> _Task brief_: Copy all lines that contain the word "this".

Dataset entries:

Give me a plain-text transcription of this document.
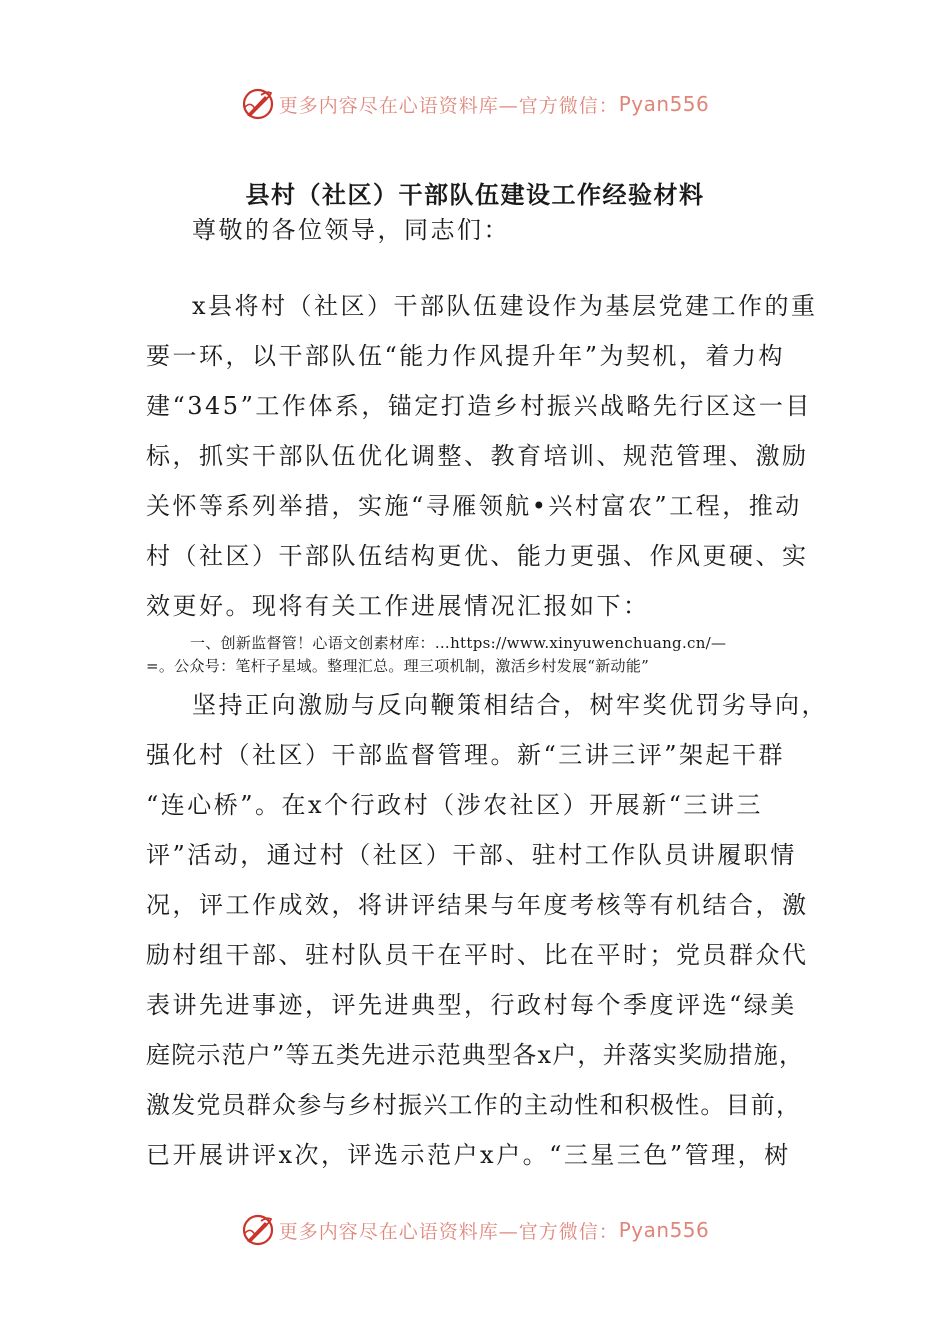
更多内容尽在心语资料库—官方微信： Pyan556
县村（社区）干部队伍建设工作经验材料
尊敬的各位领导，同志们：
x县将村（社区）干部队伍建设作为基层党建工作的重
要一环，以干部队伍“能力作风提升年”为契机，着力构
建“345”工作体系，锚定打造乡村振兴战略先行区这一目
标，抓实干部队伍优化调整、教育培训、规范管理、激励
关怀等系列举措，实施“寻雁领航•兴村富农”工程，推动
村（社区）干部队伍结构更优、能力更强、作风更硬、实
效更好。现将有关工作进展情况汇报如下：
一、创新监督管！心语文创素材库：…https://www.xinyuwenchuang.cn/—
=。公众号：笔杆子星域。整理汇总。理三项机制，激活乡村发展“新动能”
坚持正向激励与反向鞭策相结合，树牢奖优罚劣导向，
强化村（社区）干部监督管理。新“三讲三评”架起干群
“连心桥”。在x个行政村（涉农社区）开展新“三讲三
评”活动，通过村（社区）干部、驻村工作队员讲履职情
况，评工作成效，将讲评结果与年度考核等有机结合，激
励村组干部、驻村队员干在平时、比在平时；党员群众代
表讲先进事迹，评先进典型，行政村每个季度评选“绿美
庭院示范户”等五类先进示范典型各x户，并落实奖励措施，
激发党员群众参与乡村振兴工作的主动性和积极性。目前，
已开展讲评x次，评选示范户x户。“三星三色”管理，树
更多内容尽在心语资料库—官方微信： Pyan556
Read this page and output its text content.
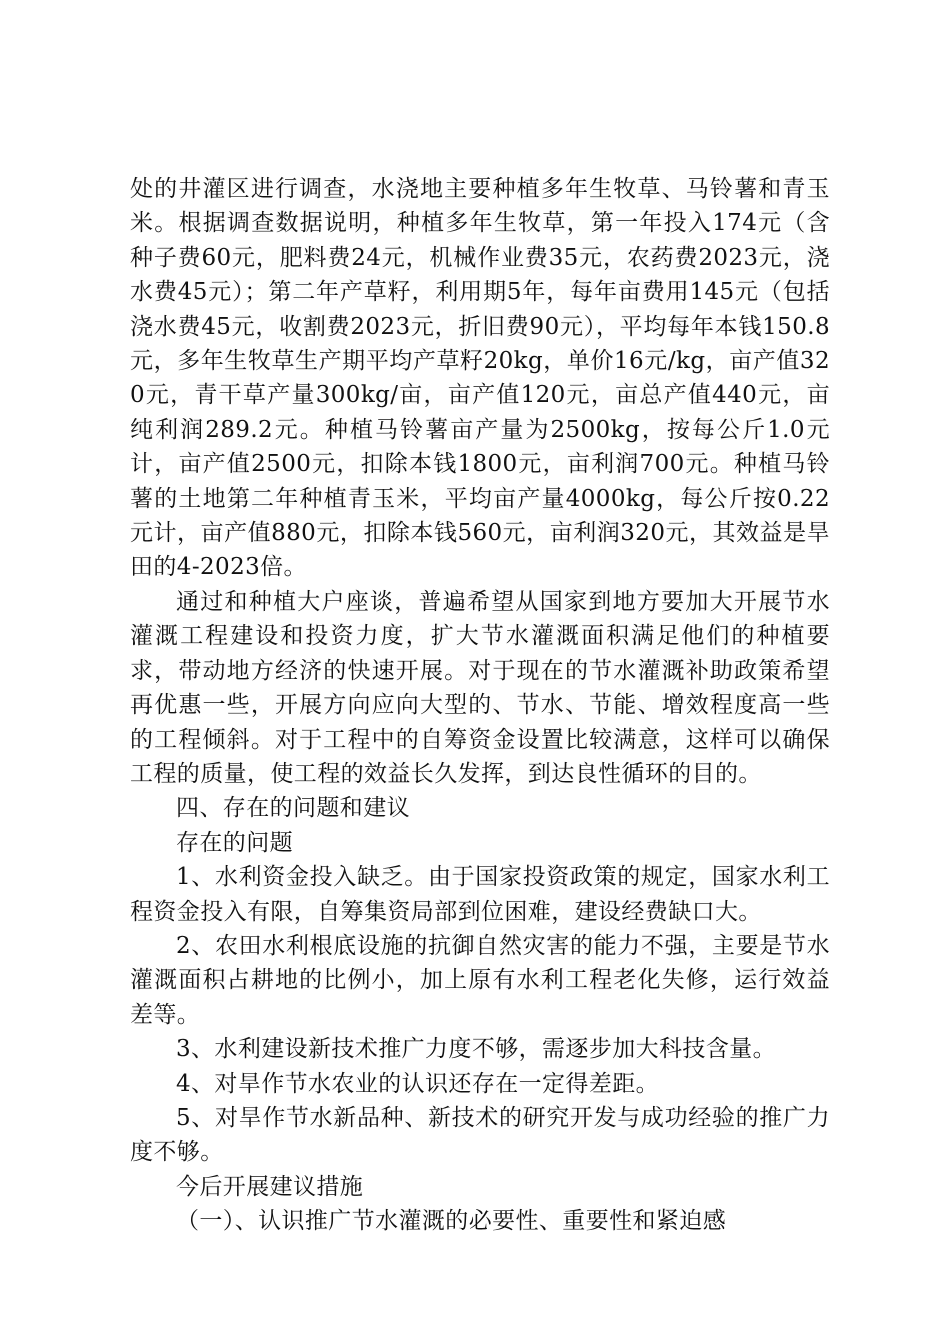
处的井灌区进行调查，水浇地主要种植多年生牧草、马铃薯和青玉米。根据调查数据说明，种植多年生牧草，第一年投入174元（含种子费60元，肥料费24元，机械作业费35元，农药费2023元，浇水费45元）；第二年产草籽，利用期5年，每年亩费用145元（包括浇水费45元，收割费2023元，折旧费90元），平均每年本钱150.8元，多年生牧草生产期平均产草籽20kg，单价16元/kg，亩产值320元，青干草产量300kg/亩，亩产值120元，亩总产值440元，亩纯利润289.2元。种植马铃薯亩产量为2500kg，按每公斤1.0元计，亩产值2500元，扣除本钱1800元，亩利润700元。种植马铃薯的土地第二年种植青玉米，平均亩产量4000kg，每公斤按0.22元计，亩产值880元，扣除本钱560元，亩利润320元，其效益是旱田的4-2023倍。

通过和种植大户座谈，普遍希望从国家到地方要加大开展节水灌溉工程建设和投资力度，扩大节水灌溉面积满足他们的种植要求，带动地方经济的快速开展。对于现在的节水灌溉补助政策希望再优惠一些，开展方向应向大型的、节水、节能、增效程度高一些的工程倾斜。对于工程中的自筹资金设置比较满意，这样可以确保工程的质量，使工程的效益长久发挥，到达良性循环的目的。

四、存在的问题和建议

存在的问题

1、水利资金投入缺乏。由于国家投资政策的规定，国家水利工程资金投入有限，自筹集资局部到位困难，建设经费缺口大。

2、农田水利根底设施的抗御自然灾害的能力不强，主要是节水灌溉面积占耕地的比例小，加上原有水利工程老化失修，运行效益差等。

3、水利建设新技术推广力度不够，需逐步加大科技含量。

4、对旱作节水农业的认识还存在一定得差距。

5、对旱作节水新品种、新技术的研究开发与成功经验的推广力度不够。

今后开展建议措施

（一）、认识推广节水灌溉的必要性、重要性和紧迫感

> _Correct answer_:
Give me a plain-text transcription of this document.
Read this page and output its text content.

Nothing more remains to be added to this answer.